* START ENTRIES SUPPLIED *

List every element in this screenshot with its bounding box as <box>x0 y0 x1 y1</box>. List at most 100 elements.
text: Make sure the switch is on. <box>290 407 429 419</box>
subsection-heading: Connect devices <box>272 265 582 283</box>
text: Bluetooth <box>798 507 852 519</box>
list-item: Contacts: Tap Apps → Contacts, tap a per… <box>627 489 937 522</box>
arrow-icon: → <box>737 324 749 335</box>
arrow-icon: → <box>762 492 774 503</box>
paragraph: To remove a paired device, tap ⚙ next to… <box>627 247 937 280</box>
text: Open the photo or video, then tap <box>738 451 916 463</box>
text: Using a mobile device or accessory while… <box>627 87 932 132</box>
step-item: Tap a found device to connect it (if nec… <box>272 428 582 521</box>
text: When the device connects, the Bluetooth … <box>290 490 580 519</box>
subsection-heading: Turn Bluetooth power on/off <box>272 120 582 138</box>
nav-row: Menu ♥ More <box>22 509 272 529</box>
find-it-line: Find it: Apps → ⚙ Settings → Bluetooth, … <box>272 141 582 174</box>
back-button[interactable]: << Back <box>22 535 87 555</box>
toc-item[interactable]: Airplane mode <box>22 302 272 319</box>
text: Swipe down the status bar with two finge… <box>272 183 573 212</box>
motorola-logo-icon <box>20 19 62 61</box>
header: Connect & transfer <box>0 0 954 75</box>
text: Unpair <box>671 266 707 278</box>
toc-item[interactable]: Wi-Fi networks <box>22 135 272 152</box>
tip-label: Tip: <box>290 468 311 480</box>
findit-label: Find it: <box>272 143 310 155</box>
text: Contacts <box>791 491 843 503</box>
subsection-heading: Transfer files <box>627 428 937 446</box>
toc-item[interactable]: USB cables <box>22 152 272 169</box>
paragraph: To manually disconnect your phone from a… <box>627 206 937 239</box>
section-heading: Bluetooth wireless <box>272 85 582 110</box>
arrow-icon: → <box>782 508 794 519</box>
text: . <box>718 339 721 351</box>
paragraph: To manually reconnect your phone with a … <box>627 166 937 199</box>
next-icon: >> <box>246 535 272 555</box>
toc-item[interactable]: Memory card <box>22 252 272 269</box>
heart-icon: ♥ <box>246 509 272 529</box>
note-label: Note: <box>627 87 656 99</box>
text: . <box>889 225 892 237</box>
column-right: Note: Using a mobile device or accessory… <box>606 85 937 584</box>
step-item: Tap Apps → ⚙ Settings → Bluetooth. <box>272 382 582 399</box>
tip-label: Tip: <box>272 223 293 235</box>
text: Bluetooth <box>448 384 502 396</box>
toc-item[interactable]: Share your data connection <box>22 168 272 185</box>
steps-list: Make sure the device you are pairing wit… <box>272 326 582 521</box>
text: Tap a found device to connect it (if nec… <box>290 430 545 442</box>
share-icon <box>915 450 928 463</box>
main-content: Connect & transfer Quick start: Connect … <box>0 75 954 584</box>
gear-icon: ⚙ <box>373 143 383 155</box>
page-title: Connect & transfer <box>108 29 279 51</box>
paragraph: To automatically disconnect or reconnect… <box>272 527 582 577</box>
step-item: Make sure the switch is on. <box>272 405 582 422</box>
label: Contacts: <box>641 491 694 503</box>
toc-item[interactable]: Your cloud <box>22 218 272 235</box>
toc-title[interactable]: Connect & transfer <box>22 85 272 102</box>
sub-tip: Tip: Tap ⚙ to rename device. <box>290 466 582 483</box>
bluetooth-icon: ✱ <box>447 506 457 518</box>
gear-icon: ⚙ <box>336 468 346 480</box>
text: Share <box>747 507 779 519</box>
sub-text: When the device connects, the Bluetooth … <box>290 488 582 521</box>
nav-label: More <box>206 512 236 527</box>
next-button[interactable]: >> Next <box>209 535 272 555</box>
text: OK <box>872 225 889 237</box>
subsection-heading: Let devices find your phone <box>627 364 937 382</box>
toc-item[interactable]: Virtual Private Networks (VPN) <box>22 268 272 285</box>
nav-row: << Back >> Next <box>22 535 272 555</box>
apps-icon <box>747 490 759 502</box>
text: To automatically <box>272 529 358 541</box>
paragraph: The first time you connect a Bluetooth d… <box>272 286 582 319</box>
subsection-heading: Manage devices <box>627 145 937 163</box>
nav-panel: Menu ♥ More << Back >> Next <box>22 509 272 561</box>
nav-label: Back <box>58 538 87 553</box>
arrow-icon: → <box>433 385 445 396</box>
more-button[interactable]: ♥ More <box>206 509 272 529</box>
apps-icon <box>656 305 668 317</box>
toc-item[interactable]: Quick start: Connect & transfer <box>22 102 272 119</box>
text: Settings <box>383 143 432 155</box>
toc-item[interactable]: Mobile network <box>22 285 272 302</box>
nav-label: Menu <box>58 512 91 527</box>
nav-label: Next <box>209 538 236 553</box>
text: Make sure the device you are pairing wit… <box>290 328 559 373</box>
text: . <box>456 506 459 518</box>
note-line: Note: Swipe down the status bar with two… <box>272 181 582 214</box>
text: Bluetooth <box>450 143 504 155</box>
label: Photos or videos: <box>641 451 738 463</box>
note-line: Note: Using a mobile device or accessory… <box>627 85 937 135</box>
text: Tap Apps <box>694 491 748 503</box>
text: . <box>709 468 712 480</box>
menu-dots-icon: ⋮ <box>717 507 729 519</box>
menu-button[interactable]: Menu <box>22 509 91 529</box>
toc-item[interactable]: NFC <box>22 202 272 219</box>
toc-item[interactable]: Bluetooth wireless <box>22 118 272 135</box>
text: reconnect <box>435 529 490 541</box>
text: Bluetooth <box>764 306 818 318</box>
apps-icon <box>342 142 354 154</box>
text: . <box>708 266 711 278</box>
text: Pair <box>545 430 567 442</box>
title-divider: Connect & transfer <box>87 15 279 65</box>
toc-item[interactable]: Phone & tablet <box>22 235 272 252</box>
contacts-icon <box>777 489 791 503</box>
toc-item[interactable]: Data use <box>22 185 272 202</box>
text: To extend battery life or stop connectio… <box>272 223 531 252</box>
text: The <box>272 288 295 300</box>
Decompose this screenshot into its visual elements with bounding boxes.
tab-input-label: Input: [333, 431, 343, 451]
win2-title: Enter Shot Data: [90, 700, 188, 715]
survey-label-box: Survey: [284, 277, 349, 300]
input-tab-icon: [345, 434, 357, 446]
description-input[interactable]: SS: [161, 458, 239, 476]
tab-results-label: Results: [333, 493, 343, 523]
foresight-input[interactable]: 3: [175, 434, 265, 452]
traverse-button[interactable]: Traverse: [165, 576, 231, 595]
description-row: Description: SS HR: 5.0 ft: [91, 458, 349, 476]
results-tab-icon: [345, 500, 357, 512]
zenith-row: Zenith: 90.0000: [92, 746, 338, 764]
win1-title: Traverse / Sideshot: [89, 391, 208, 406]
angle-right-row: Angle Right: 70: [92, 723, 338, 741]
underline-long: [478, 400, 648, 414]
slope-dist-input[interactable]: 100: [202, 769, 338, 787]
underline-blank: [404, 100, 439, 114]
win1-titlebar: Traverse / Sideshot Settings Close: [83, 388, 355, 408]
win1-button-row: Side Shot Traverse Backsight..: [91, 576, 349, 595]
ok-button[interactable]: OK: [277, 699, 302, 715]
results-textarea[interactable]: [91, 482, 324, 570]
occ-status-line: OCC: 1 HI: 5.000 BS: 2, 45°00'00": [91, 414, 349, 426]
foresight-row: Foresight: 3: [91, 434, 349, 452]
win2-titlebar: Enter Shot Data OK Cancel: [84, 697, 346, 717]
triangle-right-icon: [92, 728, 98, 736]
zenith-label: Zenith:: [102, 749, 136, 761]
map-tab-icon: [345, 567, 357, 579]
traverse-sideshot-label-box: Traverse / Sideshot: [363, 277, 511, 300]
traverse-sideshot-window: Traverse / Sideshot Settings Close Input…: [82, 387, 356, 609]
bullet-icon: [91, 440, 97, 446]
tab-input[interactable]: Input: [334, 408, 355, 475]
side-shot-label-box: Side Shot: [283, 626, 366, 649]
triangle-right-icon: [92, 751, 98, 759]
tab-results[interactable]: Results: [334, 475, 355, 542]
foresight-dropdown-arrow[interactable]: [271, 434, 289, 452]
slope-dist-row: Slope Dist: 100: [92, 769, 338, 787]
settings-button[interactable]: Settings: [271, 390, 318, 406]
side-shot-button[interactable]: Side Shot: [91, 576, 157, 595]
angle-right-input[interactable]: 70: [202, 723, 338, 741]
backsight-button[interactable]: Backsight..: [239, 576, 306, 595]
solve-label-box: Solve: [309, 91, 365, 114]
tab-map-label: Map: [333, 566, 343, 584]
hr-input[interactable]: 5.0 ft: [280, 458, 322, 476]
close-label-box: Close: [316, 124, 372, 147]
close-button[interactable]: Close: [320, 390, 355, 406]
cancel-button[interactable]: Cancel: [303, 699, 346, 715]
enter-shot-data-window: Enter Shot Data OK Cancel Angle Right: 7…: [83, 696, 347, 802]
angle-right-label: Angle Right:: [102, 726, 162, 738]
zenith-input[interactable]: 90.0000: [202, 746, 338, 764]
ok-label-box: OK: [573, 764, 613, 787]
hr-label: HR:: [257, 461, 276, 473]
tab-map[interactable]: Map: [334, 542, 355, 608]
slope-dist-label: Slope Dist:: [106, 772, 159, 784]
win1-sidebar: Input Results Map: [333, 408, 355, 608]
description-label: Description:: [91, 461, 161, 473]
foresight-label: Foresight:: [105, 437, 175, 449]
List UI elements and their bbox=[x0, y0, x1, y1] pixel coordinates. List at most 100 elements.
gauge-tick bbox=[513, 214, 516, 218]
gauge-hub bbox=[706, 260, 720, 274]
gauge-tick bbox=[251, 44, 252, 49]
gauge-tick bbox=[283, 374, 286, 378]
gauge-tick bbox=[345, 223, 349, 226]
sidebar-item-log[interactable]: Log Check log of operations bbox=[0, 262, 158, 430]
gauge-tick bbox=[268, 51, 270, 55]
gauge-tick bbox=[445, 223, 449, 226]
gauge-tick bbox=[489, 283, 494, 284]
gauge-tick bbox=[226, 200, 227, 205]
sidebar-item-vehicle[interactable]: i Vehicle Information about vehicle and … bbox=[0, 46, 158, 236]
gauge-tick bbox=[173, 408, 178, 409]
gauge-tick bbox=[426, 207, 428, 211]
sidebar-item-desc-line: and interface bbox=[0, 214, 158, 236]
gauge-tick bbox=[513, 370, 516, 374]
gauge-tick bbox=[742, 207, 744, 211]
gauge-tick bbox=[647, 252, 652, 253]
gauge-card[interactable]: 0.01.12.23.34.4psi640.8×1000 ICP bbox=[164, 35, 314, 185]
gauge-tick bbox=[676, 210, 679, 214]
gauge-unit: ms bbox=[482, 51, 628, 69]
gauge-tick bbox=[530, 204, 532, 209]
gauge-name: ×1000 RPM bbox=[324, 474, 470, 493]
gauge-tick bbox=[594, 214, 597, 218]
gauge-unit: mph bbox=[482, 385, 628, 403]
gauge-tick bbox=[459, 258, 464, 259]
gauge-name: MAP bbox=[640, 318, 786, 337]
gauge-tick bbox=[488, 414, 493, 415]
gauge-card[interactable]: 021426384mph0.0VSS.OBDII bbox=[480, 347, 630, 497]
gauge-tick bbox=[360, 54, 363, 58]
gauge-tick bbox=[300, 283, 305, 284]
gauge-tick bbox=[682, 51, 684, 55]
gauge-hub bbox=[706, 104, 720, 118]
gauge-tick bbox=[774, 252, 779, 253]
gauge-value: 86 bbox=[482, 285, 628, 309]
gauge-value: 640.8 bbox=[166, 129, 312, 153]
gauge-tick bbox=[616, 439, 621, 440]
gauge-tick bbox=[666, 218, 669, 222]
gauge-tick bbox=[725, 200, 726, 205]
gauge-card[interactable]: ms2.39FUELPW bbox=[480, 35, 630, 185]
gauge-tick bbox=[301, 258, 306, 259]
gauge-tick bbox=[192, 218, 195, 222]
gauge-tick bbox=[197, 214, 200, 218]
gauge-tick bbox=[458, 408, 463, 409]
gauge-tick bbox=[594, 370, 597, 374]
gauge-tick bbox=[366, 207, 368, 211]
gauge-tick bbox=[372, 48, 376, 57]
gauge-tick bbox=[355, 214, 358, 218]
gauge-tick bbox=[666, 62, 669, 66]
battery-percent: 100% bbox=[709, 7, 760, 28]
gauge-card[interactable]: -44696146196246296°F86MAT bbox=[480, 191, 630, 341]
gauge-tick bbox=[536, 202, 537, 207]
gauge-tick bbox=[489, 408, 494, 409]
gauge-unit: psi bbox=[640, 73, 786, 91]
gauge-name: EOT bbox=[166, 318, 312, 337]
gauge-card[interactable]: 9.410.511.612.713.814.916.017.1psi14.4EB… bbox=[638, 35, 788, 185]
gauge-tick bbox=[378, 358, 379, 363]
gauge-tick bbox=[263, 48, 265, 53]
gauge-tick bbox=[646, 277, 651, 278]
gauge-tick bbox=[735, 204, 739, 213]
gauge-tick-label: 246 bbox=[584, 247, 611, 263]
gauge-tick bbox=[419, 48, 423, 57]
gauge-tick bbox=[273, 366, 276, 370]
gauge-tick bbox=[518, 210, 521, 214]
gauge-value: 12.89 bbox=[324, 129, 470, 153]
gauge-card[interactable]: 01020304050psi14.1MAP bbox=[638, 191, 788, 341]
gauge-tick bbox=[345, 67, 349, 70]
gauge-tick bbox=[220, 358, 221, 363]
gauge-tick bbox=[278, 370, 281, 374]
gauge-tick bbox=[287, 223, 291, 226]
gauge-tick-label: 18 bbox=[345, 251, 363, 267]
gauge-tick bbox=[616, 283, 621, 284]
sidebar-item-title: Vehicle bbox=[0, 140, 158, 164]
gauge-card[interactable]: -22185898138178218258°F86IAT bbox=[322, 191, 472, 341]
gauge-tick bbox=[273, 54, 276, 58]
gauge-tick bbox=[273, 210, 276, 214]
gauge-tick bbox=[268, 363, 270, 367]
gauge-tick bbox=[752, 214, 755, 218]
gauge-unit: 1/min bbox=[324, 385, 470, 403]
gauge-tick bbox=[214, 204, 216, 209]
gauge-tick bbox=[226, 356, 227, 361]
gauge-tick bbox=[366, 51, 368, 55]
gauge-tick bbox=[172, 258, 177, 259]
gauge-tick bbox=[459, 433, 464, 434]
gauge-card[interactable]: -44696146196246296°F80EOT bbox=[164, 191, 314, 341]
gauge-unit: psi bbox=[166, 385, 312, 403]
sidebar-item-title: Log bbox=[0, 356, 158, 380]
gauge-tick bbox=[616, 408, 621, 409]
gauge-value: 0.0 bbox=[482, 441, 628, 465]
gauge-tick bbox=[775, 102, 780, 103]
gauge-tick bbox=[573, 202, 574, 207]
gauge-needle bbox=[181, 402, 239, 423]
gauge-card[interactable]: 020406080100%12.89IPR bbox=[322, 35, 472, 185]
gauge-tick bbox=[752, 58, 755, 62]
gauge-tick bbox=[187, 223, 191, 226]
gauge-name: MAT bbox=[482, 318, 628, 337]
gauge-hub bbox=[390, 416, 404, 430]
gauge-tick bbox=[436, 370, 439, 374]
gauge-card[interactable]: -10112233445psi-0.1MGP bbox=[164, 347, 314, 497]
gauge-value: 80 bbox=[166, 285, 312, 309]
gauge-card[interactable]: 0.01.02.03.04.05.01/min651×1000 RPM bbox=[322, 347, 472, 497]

* END ENTRIES SUPPLIED *

EXERCISE TASK >> Reproduce the records from the first line through the line with "text: . <box>889 225 892 237</box>", swapping "arrow-icon" for "arrow-symbol" and leaving everything else unchanged.

EXERCISE ANSWER >>
List every element in this screenshot with its bounding box as <box>x0 y0 x1 y1</box>. List at most 100 elements.
text: Make sure the switch is on. <box>290 407 429 419</box>
subsection-heading: Connect devices <box>272 265 582 283</box>
text: Bluetooth <box>798 507 852 519</box>
list-item: Contacts: Tap Apps → Contacts, tap a per… <box>627 489 937 522</box>
arrow-symbol: → <box>737 324 749 335</box>
arrow-symbol: → <box>762 492 774 503</box>
paragraph: To remove a paired device, tap ⚙ next to… <box>627 247 937 280</box>
text: Open the photo or video, then tap <box>738 451 916 463</box>
text: Using a mobile device or accessory while… <box>627 87 932 132</box>
step-item: Tap a found device to connect it (if nec… <box>272 428 582 521</box>
text: When the device connects, the Bluetooth … <box>290 490 580 519</box>
subsection-heading: Turn Bluetooth power on/off <box>272 120 582 138</box>
nav-row: Menu ♥ More <box>22 509 272 529</box>
find-it-line: Find it: Apps → ⚙ Settings → Bluetooth, … <box>272 141 582 174</box>
back-button[interactable]: << Back <box>22 535 87 555</box>
toc-item[interactable]: Airplane mode <box>22 302 272 319</box>
text: Swipe down the status bar with two finge… <box>272 183 573 212</box>
motorola-logo-icon <box>20 19 62 61</box>
header: Connect & transfer <box>0 0 954 75</box>
text: Unpair <box>671 266 707 278</box>
toc-item[interactable]: Wi-Fi networks <box>22 135 272 152</box>
tip-label: Tip: <box>290 468 311 480</box>
findit-label: Find it: <box>272 143 310 155</box>
text: Contacts <box>791 491 843 503</box>
subsection-heading: Transfer files <box>627 428 937 446</box>
toc-item[interactable]: USB cables <box>22 152 272 169</box>
paragraph: To manually disconnect your phone from a… <box>627 206 937 239</box>
section-heading: Bluetooth wireless <box>272 85 582 110</box>
arrow-symbol: → <box>782 508 794 519</box>
text: . <box>718 339 721 351</box>
paragraph: To manually reconnect your phone with a … <box>627 166 937 199</box>
next-icon: >> <box>246 535 272 555</box>
toc-item[interactable]: Memory card <box>22 252 272 269</box>
heart-icon: ♥ <box>246 509 272 529</box>
note-label: Note: <box>627 87 656 99</box>
text: . <box>889 225 892 237</box>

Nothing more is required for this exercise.